Print every entry exactly as written.

[Stored entries]
[start]

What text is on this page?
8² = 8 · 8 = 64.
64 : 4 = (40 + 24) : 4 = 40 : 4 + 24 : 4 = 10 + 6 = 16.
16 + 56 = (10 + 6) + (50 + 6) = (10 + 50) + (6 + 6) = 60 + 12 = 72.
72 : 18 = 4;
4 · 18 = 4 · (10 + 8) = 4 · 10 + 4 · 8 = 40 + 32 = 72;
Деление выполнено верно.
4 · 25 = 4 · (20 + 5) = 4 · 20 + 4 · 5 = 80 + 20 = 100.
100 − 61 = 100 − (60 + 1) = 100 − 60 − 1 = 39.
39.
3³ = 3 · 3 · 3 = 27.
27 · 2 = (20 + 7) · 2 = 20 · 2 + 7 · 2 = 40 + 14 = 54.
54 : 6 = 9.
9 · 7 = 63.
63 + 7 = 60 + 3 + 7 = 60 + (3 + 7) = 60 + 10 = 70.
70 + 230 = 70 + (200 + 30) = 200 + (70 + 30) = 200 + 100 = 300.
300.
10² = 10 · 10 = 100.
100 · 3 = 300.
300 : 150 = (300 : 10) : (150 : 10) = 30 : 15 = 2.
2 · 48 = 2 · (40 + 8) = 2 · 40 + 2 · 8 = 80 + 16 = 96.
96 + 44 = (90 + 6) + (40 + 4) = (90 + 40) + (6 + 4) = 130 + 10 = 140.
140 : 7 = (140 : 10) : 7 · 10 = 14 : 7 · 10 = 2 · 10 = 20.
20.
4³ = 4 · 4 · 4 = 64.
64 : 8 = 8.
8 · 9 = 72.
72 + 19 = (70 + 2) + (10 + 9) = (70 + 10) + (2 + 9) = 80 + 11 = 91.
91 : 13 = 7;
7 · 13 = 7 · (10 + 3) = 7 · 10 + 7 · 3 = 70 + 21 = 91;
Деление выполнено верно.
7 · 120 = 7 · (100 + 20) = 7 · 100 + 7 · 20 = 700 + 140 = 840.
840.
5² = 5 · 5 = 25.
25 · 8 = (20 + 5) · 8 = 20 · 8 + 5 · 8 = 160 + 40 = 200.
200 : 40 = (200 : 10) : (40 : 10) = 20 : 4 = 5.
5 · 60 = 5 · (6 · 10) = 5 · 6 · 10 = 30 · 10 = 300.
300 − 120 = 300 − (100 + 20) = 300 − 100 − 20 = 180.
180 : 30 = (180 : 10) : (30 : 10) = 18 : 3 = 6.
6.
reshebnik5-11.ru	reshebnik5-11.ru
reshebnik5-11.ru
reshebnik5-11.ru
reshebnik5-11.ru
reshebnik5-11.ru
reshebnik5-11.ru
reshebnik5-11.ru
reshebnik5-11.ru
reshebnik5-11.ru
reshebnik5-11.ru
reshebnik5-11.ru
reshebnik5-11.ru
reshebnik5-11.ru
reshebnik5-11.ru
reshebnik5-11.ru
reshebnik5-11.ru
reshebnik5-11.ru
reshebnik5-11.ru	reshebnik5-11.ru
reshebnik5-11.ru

[end]

> _Solution to the exercise_:
What text is on this page?
8² = 8 · 8 = 64.
64 : 4 = (40 + 24) : 4 = 40 : 4 + 24 : 4 = 10 + 6 = 16.
16 + 56 = (10 + 6) + (50 + 6) = (10 + 50) + (6 + 6) = 60 + 12 = 72.
72 : 18 = 4;
4 · 18 = 4 · (10 + 8) = 4 · 10 + 4 · 8 = 40 + 32 = 72;
Деление выполнено верно.
4 · 25 = 4 · (20 + 5) = 4 · 20 + 4 · 5 = 80 + 20 = 100.
100 − 61 = 100 − (60 + 1) = 100 − 60 − 1 = 39.
39.
3³ = 3 · 3 · 3 = 27.
27 · 2 = (20 + 7) · 2 = 20 · 2 + 7 · 2 = 40 + 14 = 54.
54 : 6 = 9.
9 · 7 = 63.
63 + 7 = 60 + 3 + 7 = 60 + (3 + 7) = 60 + 10 = 70.
70 + 230 = 70 + (200 + 30) = 200 + (70 + 30) = 200 + 100 = 300.
300.
10² = 10 · 10 = 100.
100 · 3 = 300.
300 : 150 = (300 : 10) : (150 : 10) = 30 : 15 = 2.
2 · 48 = 2 · (40 + 8) = 2 · 40 + 2 · 8 = 80 + 16 = 96.
96 + 44 = (90 + 6) + (40 + 4) = (90 + 40) + (6 + 4) = 130 + 10 = 140.
140 : 7 = (140 : 10) : 7 · 10 = 14 : 7 · 10 = 2 · 10 = 20.
20.
4³ = 4 · 4 · 4 = 64.
64 : 8 = 8.
8 · 9 = 72.
72 + 19 = (70 + 2) + (10 + 9) = (70 + 10) + (2 + 9) = 80 + 11 = 91.
91 : 13 = 7;
7 · 13 = 7 · (10 + 3) = 7 · 10 + 7 · 3 = 70 + 21 = 91;
Деление выполнено верно.
7 · 120 = 7 · (100 + 20) = 7 · 100 + 7 · 20 = 700 + 140 = 840.
840.
5² = 5 · 5 = 25.
25 · 8 = (20 + 5) · 8 = 20 · 8 + 5 · 8 = 160 + 40 = 200.
200 : 40 = (200 : 10) : (40 : 10) = 20 : 4 = 5.
5 · 60 = 5 · (6 · 10) = 5 · 6 · 10 = 30 · 10 = 300.
300 − 120 = 300 − (100 + 20) = 300 − 100 − 20 = 180.
180 : 30 = (180 : 10) : (30 : 10) = 18 : 3 = 6.
6.
reshebnik5-11.ru	reshebnik5-11.ru
reshebnik5-11.ru
reshebnik5-11.ru
reshebnik5-11.ru
reshebnik5-11.ru
reshebnik5-11.ru
reshebnik5-11.ru
reshebnik5-11.ru
reshebnik5-11.ru
reshebnik5-11.ru
reshebnik5-11.ru
reshebnik5-11.ru
reshebnik5-11.ru
reshebnik5-11.ru
reshebnik5-11.ru
reshebnik5-11.ru
reshebnik5-11.ru
reshebnik5-11.ru	reshebnik5-11.ru
reshebnik5-11.ru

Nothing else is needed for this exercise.